#### REQUEST
In your copy, repeat the records exactly and leave out the pictures.

#### ITEMS
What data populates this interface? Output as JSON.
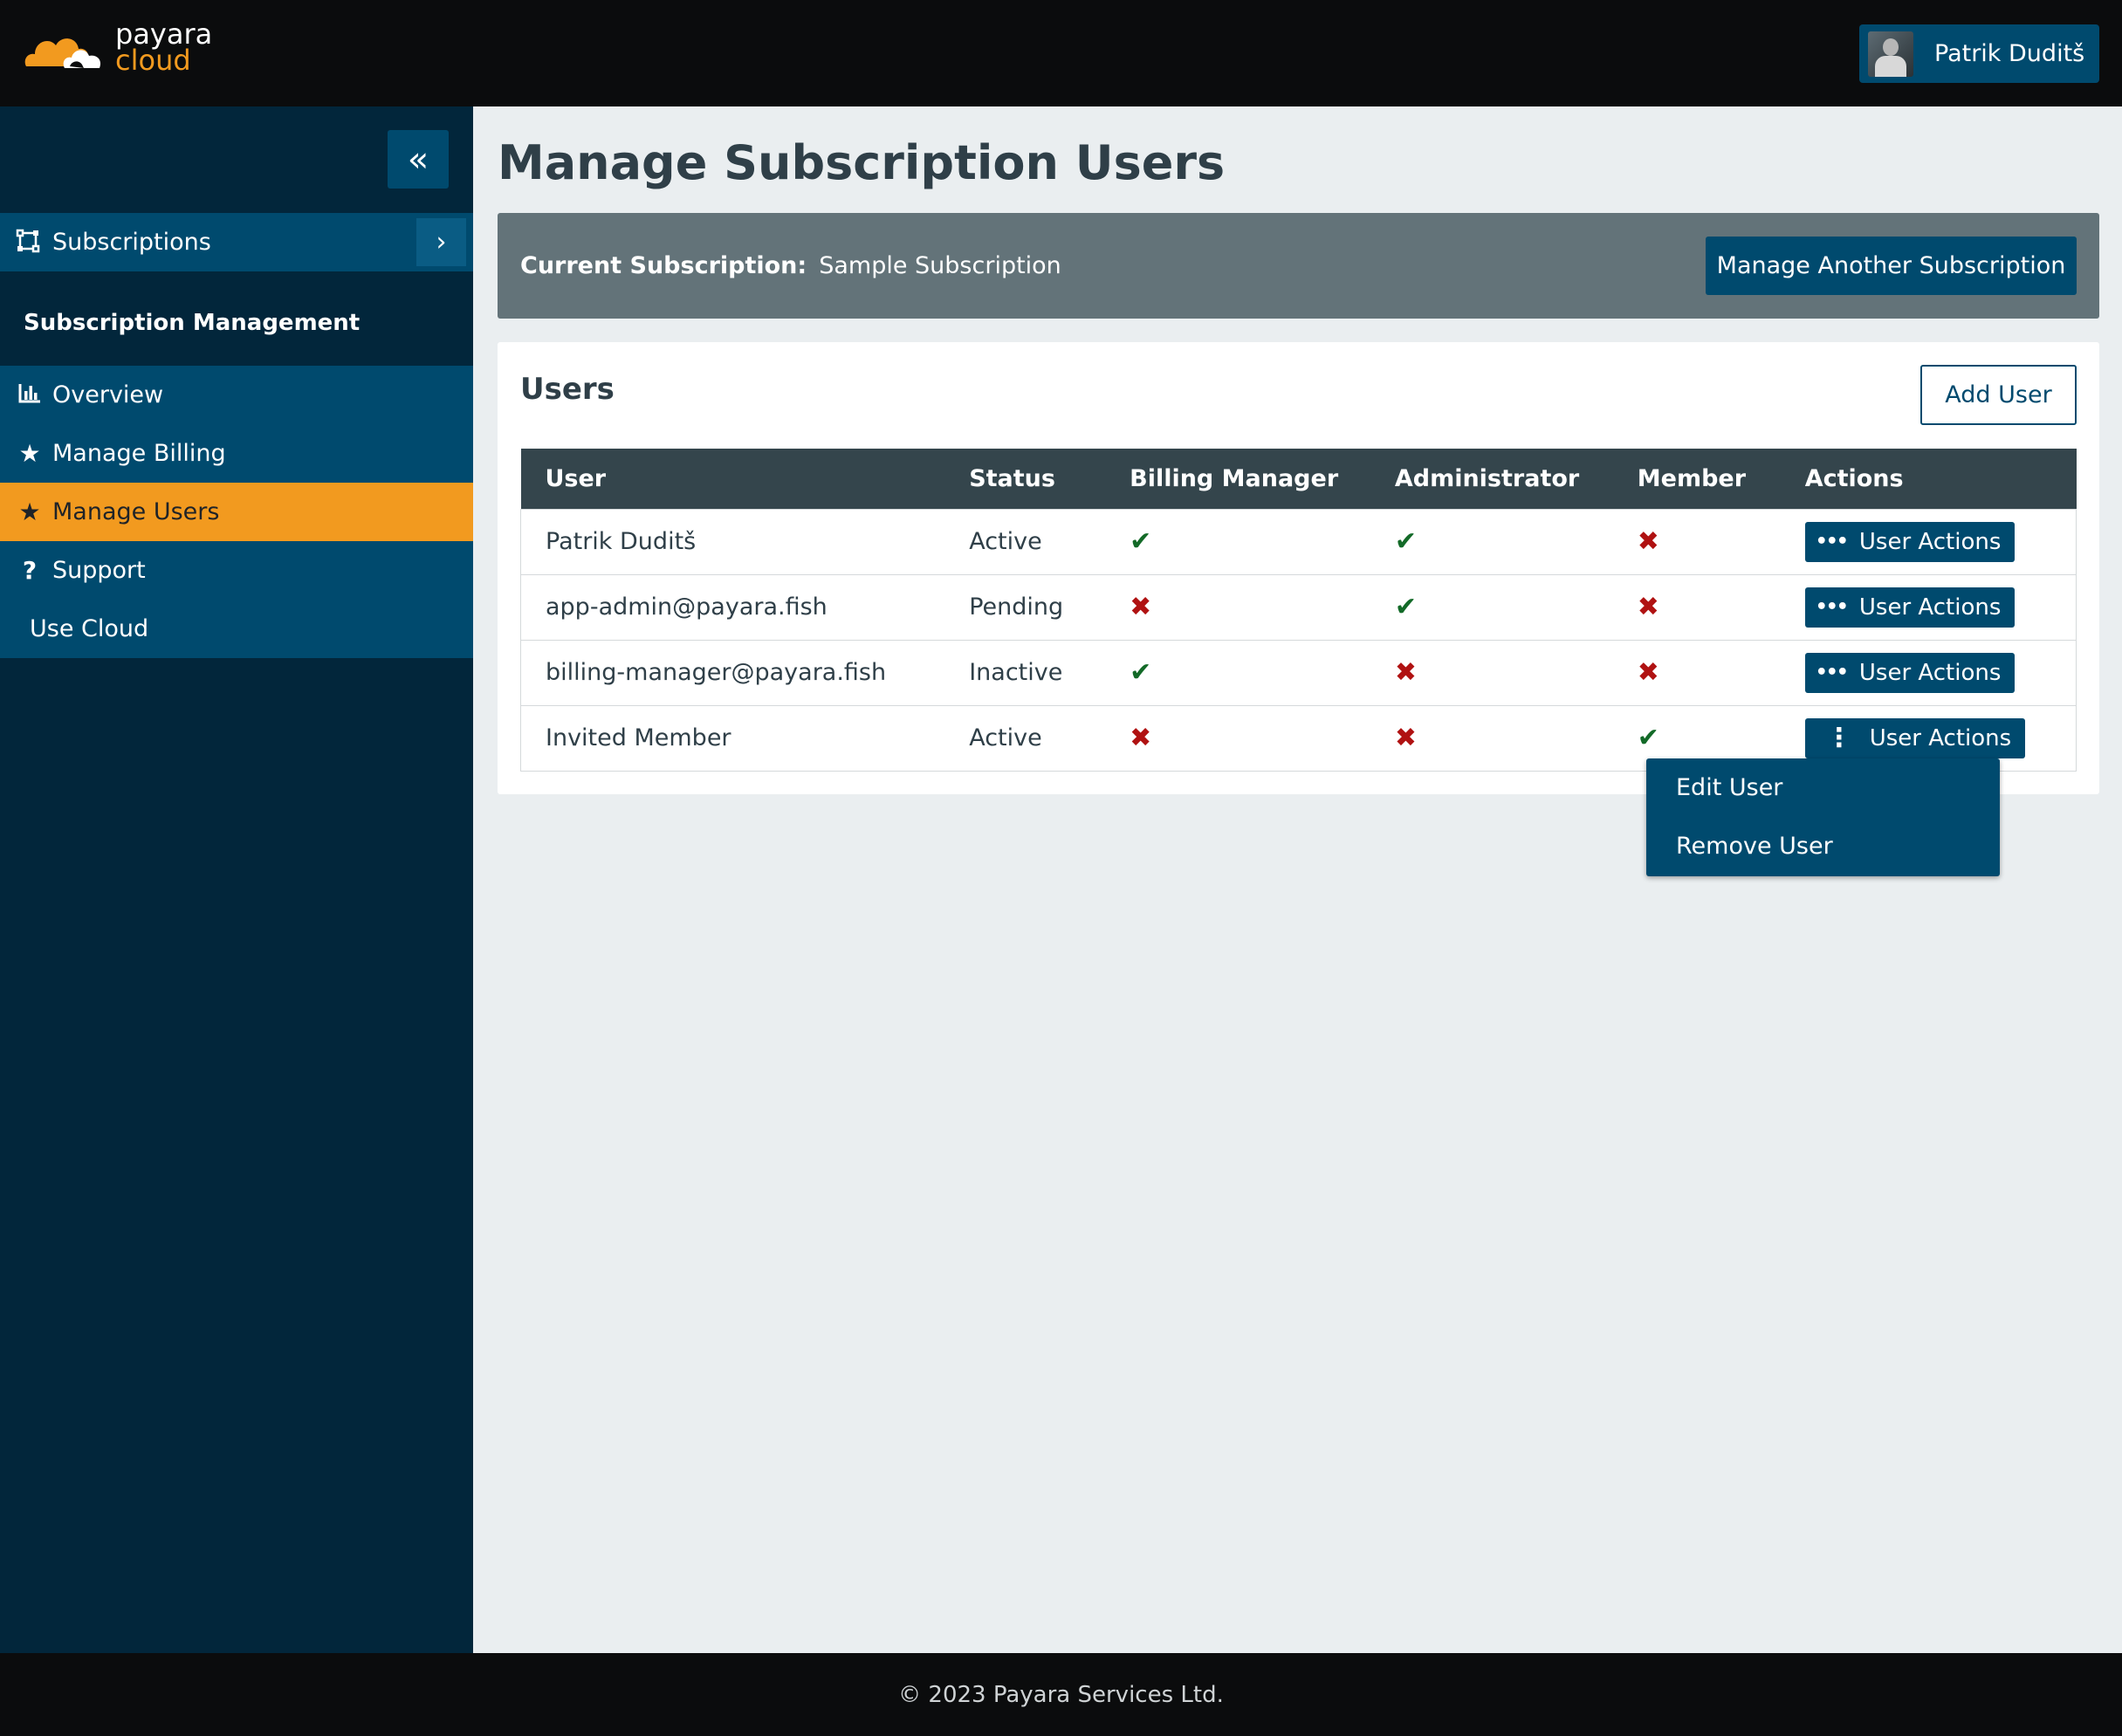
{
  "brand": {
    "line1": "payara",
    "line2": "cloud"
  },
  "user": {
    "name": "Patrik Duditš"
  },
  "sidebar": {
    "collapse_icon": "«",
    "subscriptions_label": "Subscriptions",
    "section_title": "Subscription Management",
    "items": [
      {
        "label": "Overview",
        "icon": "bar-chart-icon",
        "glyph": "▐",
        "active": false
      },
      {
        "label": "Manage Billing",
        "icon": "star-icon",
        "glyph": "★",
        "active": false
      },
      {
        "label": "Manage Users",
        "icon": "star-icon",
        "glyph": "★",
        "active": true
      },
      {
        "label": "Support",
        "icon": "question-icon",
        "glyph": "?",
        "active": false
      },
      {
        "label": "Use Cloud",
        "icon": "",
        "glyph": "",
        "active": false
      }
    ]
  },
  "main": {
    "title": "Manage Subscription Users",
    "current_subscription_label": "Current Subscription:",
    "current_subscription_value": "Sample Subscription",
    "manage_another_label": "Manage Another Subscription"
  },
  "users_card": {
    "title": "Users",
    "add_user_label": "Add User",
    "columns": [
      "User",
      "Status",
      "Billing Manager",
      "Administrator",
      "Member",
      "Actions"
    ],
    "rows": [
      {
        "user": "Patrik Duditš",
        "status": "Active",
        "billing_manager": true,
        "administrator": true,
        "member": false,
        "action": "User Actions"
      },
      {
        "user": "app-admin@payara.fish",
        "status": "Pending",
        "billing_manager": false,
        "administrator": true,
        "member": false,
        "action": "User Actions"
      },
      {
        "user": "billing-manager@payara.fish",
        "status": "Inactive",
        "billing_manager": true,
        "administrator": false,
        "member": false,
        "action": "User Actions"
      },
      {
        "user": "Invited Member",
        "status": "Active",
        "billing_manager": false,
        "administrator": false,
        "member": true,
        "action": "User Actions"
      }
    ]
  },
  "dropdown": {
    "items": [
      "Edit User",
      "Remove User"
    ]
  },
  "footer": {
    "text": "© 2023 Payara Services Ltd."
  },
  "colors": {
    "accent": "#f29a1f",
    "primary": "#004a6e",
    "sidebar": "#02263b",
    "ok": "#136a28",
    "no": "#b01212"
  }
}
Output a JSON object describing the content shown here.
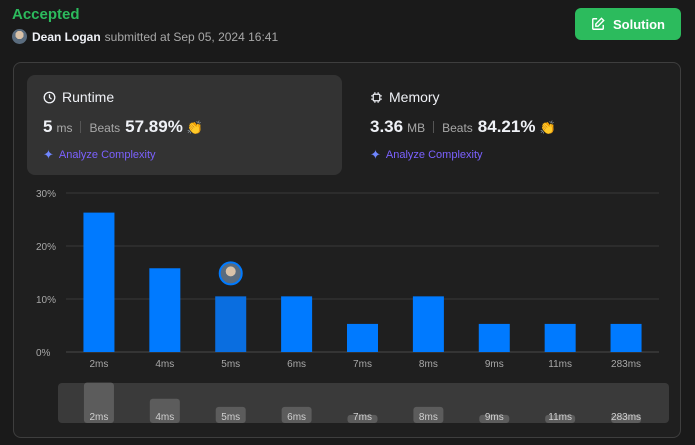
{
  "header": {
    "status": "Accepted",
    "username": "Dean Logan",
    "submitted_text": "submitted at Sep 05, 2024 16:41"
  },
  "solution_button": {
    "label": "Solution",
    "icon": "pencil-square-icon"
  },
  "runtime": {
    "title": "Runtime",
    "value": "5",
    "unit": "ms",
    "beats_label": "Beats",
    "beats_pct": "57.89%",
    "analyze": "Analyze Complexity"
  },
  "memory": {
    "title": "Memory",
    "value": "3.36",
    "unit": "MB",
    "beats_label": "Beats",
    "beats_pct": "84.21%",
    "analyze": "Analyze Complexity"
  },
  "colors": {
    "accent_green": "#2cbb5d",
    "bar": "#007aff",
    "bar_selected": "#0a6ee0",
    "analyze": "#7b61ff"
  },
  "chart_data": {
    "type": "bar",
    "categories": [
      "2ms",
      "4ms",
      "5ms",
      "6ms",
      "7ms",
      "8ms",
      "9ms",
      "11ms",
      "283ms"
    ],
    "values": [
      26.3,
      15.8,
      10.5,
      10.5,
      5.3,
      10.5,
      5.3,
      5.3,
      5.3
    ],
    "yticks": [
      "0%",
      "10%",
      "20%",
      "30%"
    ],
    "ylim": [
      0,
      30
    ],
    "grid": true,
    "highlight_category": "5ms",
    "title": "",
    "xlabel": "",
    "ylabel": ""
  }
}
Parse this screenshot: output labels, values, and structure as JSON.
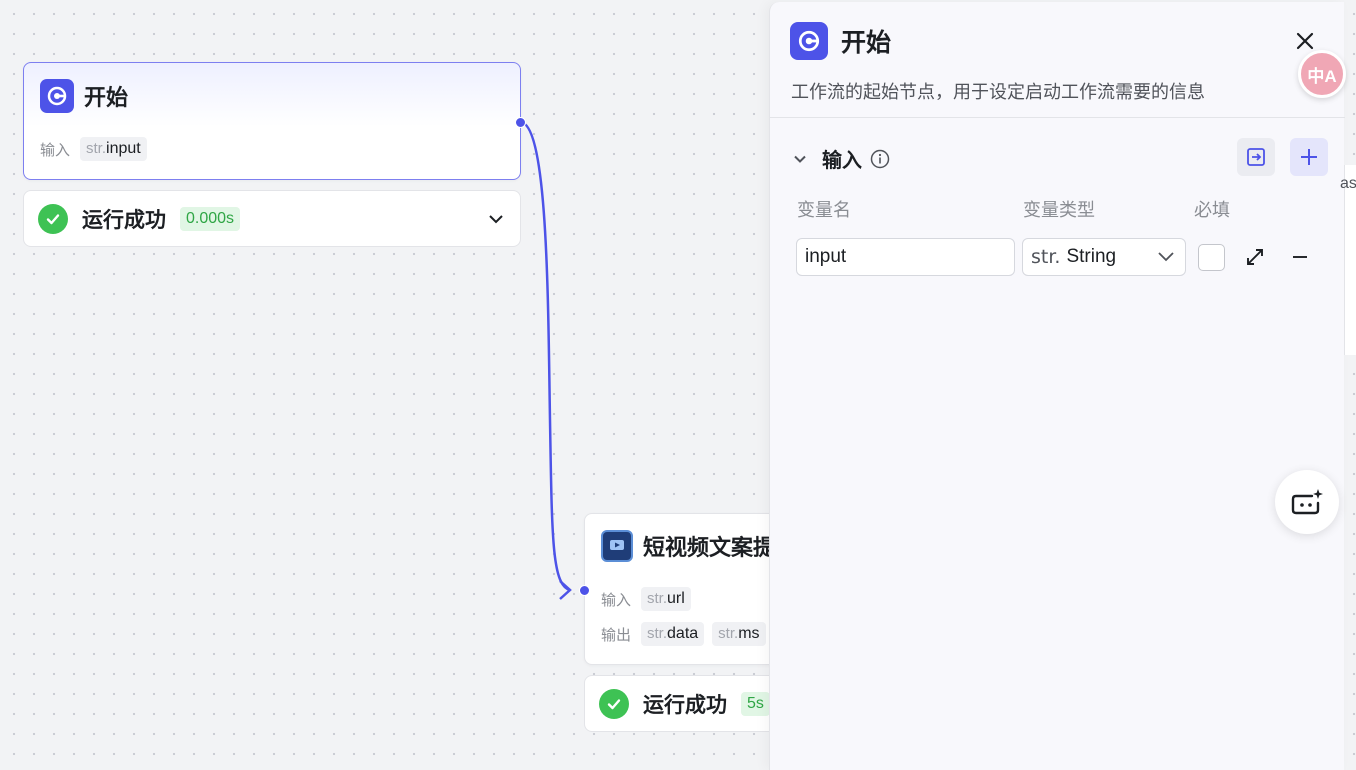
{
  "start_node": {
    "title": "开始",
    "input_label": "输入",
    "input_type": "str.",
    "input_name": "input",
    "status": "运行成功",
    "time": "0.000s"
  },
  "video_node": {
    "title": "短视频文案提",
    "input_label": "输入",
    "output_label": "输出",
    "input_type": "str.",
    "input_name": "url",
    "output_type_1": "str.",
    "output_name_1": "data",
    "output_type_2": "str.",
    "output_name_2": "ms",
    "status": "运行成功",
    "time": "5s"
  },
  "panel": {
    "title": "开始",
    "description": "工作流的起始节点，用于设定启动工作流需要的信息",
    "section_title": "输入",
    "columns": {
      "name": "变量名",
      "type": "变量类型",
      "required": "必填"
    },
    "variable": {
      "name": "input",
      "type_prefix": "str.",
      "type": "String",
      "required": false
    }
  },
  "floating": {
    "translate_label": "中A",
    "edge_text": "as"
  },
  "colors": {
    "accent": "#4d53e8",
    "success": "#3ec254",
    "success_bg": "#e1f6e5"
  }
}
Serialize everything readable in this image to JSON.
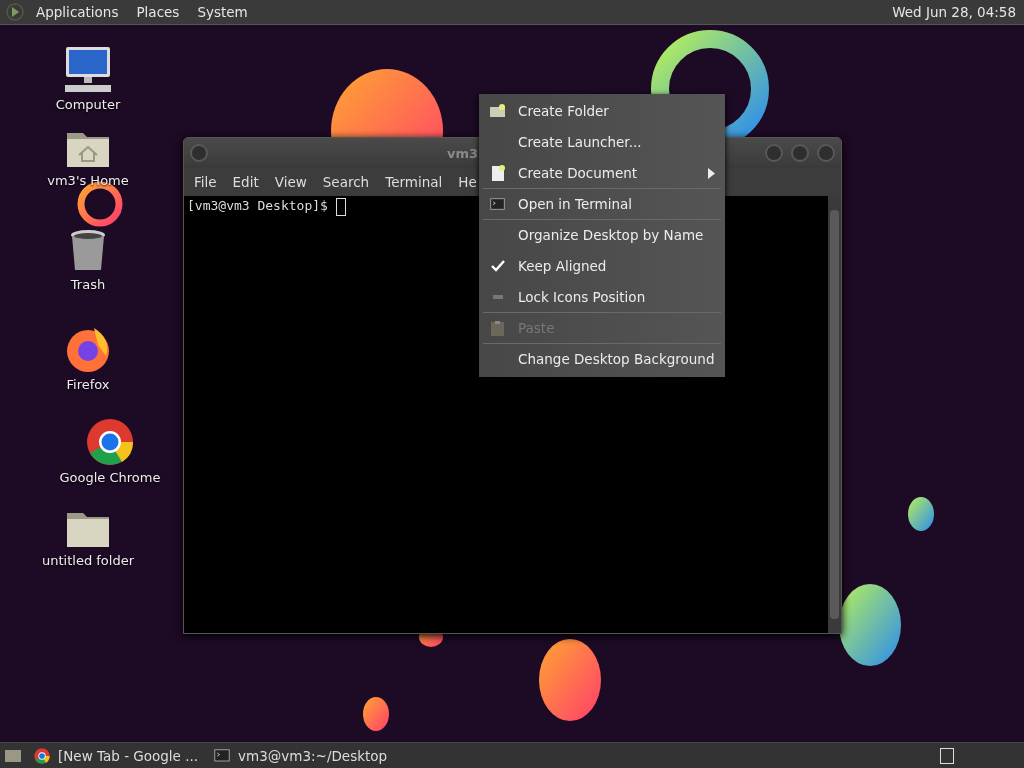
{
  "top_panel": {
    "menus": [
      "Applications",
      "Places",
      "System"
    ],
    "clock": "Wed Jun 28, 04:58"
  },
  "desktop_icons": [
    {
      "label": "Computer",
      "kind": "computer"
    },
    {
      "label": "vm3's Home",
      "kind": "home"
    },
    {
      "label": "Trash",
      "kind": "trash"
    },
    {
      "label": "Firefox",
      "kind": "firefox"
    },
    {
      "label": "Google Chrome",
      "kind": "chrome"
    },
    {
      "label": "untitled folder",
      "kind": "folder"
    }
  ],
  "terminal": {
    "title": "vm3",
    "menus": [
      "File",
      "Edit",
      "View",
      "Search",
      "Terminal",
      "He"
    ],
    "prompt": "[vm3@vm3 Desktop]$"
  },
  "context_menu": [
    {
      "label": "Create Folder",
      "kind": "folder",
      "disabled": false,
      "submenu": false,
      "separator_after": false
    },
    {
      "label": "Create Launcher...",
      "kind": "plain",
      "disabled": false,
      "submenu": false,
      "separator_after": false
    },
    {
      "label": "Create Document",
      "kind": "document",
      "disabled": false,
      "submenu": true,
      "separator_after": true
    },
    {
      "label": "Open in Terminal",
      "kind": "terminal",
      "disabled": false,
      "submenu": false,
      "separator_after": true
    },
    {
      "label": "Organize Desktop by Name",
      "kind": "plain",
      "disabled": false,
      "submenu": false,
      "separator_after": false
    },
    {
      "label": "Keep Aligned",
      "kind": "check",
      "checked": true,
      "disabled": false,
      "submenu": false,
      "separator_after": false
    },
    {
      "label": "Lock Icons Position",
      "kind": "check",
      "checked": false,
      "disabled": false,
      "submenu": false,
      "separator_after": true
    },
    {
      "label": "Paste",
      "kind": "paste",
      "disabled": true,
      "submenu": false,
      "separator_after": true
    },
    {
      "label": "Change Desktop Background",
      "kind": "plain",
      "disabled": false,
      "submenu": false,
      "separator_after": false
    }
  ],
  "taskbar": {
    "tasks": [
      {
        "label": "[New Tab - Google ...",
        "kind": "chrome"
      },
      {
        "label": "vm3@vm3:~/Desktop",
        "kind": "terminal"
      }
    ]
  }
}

#### THE ANSWER
What data populates this interface? Output as JSON.
{
  "brand": {
    "line1": "payara",
    "line2": "cloud"
  },
  "user": {
    "name": "Patrik Duditš"
  },
  "sidebar": {
    "collapse_icon": "«",
    "subscriptions_label": "Subscriptions",
    "section_title": "Subscription Management",
    "items": [
      {
        "label": "Overview",
        "icon": "bar-chart-icon",
        "glyph": "▐",
        "active": false
      },
      {
        "label": "Manage Billing",
        "icon": "star-icon",
        "glyph": "★",
        "active": false
      },
      {
        "label": "Manage Users",
        "icon": "star-icon",
        "glyph": "★",
        "active": true
      },
      {
        "label": "Support",
        "icon": "question-icon",
        "glyph": "?",
        "active": false
      },
      {
        "label": "Use Cloud",
        "icon": "",
        "glyph": "",
        "active": false
      }
    ]
  },
  "main": {
    "title": "Manage Subscription Users",
    "current_subscription_label": "Current Subscription:",
    "current_subscription_value": "Sample Subscription",
    "manage_another_label": "Manage Another Subscription"
  },
  "users_card": {
    "title": "Users",
    "add_user_label": "Add User",
    "columns": [
      "User",
      "Status",
      "Billing Manager",
      "Administrator",
      "Member",
      "Actions"
    ],
    "rows": [
      {
        "user": "Patrik Duditš",
        "status": "Active",
        "billing_manager": true,
        "administrator": true,
        "member": false,
        "action": "User Actions"
      },
      {
        "user": "app-admin@payara.fish",
        "status": "Pending",
        "billing_manager": false,
        "administrator": true,
        "member": false,
        "action": "User Actions"
      },
      {
        "user": "billing-manager@payara.fish",
        "status": "Inactive",
        "billing_manager": true,
        "administrator": false,
        "member": false,
        "action": "User Actions"
      },
      {
        "user": "Invited Member",
        "status": "Active",
        "billing_manager": false,
        "administrator": false,
        "member": true,
        "action": "User Actions"
      }
    ]
  },
  "dropdown": {
    "items": [
      "Edit User",
      "Remove User"
    ]
  },
  "footer": {
    "text": "© 2023 Payara Services Ltd."
  },
  "colors": {
    "accent": "#f29a1f",
    "primary": "#004a6e",
    "sidebar": "#02263b",
    "ok": "#136a28",
    "no": "#b01212"
  }
}
Output a JSON object describing the content shown here.
{
  "header": {
    "status": "Accepted",
    "username": "Dean Logan",
    "submitted_text": "submitted at Sep 05, 2024 16:41"
  },
  "solution_button": {
    "label": "Solution",
    "icon": "pencil-square-icon"
  },
  "runtime": {
    "title": "Runtime",
    "value": "5",
    "unit": "ms",
    "beats_label": "Beats",
    "beats_pct": "57.89%",
    "analyze": "Analyze Complexity"
  },
  "memory": {
    "title": "Memory",
    "value": "3.36",
    "unit": "MB",
    "beats_label": "Beats",
    "beats_pct": "84.21%",
    "analyze": "Analyze Complexity"
  },
  "colors": {
    "accent_green": "#2cbb5d",
    "bar": "#007aff",
    "bar_selected": "#0a6ee0",
    "analyze": "#7b61ff"
  },
  "chart_data": {
    "type": "bar",
    "categories": [
      "2ms",
      "4ms",
      "5ms",
      "6ms",
      "7ms",
      "8ms",
      "9ms",
      "11ms",
      "283ms"
    ],
    "values": [
      26.3,
      15.8,
      10.5,
      10.5,
      5.3,
      10.5,
      5.3,
      5.3,
      5.3
    ],
    "yticks": [
      "0%",
      "10%",
      "20%",
      "30%"
    ],
    "ylim": [
      0,
      30
    ],
    "grid": true,
    "highlight_category": "5ms",
    "title": "",
    "xlabel": "",
    "ylabel": ""
  }
}
Parse this screenshot: output labels, values, and structure as JSON.
{
  "start_node": {
    "title": "开始",
    "input_label": "输入",
    "input_type": "str.",
    "input_name": "input",
    "status": "运行成功",
    "time": "0.000s"
  },
  "video_node": {
    "title": "短视频文案提",
    "input_label": "输入",
    "output_label": "输出",
    "input_type": "str.",
    "input_name": "url",
    "output_type_1": "str.",
    "output_name_1": "data",
    "output_type_2": "str.",
    "output_name_2": "ms",
    "status": "运行成功",
    "time": "5s"
  },
  "panel": {
    "title": "开始",
    "description": "工作流的起始节点，用于设定启动工作流需要的信息",
    "section_title": "输入",
    "columns": {
      "name": "变量名",
      "type": "变量类型",
      "required": "必填"
    },
    "variable": {
      "name": "input",
      "type_prefix": "str.",
      "type": "String",
      "required": false
    }
  },
  "floating": {
    "translate_label": "中A",
    "edge_text": "as"
  },
  "colors": {
    "accent": "#4d53e8",
    "success": "#3ec254",
    "success_bg": "#e1f6e5"
  }
}
Serialize everything readable in this image to JSON.
{
  "top_panel": {
    "menus": [
      "Applications",
      "Places",
      "System"
    ],
    "clock": "Wed Jun 28, 04:58"
  },
  "desktop_icons": [
    {
      "label": "Computer",
      "kind": "computer"
    },
    {
      "label": "vm3's Home",
      "kind": "home"
    },
    {
      "label": "Trash",
      "kind": "trash"
    },
    {
      "label": "Firefox",
      "kind": "firefox"
    },
    {
      "label": "Google Chrome",
      "kind": "chrome"
    },
    {
      "label": "untitled folder",
      "kind": "folder"
    }
  ],
  "terminal": {
    "title": "vm3",
    "menus": [
      "File",
      "Edit",
      "View",
      "Search",
      "Terminal",
      "He"
    ],
    "prompt": "[vm3@vm3 Desktop]$"
  },
  "context_menu": [
    {
      "label": "Create Folder",
      "kind": "folder",
      "disabled": false,
      "submenu": false,
      "separator_after": false
    },
    {
      "label": "Create Launcher...",
      "kind": "plain",
      "disabled": false,
      "submenu": false,
      "separator_after": false
    },
    {
      "label": "Create Document",
      "kind": "document",
      "disabled": false,
      "submenu": true,
      "separator_after": true
    },
    {
      "label": "Open in Terminal",
      "kind": "terminal",
      "disabled": false,
      "submenu": false,
      "separator_after": true
    },
    {
      "label": "Organize Desktop by Name",
      "kind": "plain",
      "disabled": false,
      "submenu": false,
      "separator_after": false
    },
    {
      "label": "Keep Aligned",
      "kind": "check",
      "checked": true,
      "disabled": false,
      "submenu": false,
      "separator_after": false
    },
    {
      "label": "Lock Icons Position",
      "kind": "check",
      "checked": false,
      "disabled": false,
      "submenu": false,
      "separator_after": true
    },
    {
      "label": "Paste",
      "kind": "paste",
      "disabled": true,
      "submenu": false,
      "separator_after": true
    },
    {
      "label": "Change Desktop Background",
      "kind": "plain",
      "disabled": false,
      "submenu": false,
      "separator_after": false
    }
  ],
  "taskbar": {
    "tasks": [
      {
        "label": "[New Tab - Google ...",
        "kind": "chrome"
      },
      {
        "label": "vm3@vm3:~/Desktop",
        "kind": "terminal"
      }
    ]
  }
}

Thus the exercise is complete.